◆ THE TASK: Transcribe the material in full, exactly as written.

Records from a collection
┌────────

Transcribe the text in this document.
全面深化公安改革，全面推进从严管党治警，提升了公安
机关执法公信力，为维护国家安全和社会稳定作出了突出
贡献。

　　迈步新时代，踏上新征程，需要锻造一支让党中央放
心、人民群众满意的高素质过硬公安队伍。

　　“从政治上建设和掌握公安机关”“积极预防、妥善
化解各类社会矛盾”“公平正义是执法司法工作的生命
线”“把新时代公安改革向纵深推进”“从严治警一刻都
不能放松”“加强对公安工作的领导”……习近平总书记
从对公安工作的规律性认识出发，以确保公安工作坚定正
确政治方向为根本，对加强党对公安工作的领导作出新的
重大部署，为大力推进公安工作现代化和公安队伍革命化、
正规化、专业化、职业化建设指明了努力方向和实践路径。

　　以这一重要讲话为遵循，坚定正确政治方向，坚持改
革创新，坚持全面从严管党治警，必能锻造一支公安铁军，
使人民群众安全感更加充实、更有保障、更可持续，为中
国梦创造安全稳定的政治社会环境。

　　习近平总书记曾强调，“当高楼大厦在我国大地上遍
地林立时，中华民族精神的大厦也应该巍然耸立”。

└────────

◆ SOLUTION BELOW:
Transcribe the text in this document.
全面深化公安改革，全面推进从严管党治警，提升了公安
机关执法公信力，为维护国家安全和社会稳定作出了突出
贡献。

　　迈步新时代，踏上新征程，需要锻造一支让党中央放
心、人民群众满意的高素质过硬公安队伍。

　　“从政治上建设和掌握公安机关”“积极预防、妥善
化解各类社会矛盾”“公平正义是执法司法工作的生命
线”“把新时代公安改革向纵深推进”“从严治警一刻都
不能放松”“加强对公安工作的领导”……习近平总书记
从对公安工作的规律性认识出发，以确保公安工作坚定正
确政治方向为根本，对加强党对公安工作的领导作出新的
重大部署，为大力推进公安工作现代化和公安队伍革命化、
正规化、专业化、职业化建设指明了努力方向和实践路径。

　　以这一重要讲话为遵循，坚定正确政治方向，坚持改
革创新，坚持全面从严管党治警，必能锻造一支公安铁军，
使人民群众安全感更加充实、更有保障、更可持续，为中
国梦创造安全稳定的政治社会环境。

　　习近平总书记曾强调，“当高楼大厦在我国大地上遍
地林立时，中华民族精神的大厦也应该巍然耸立”。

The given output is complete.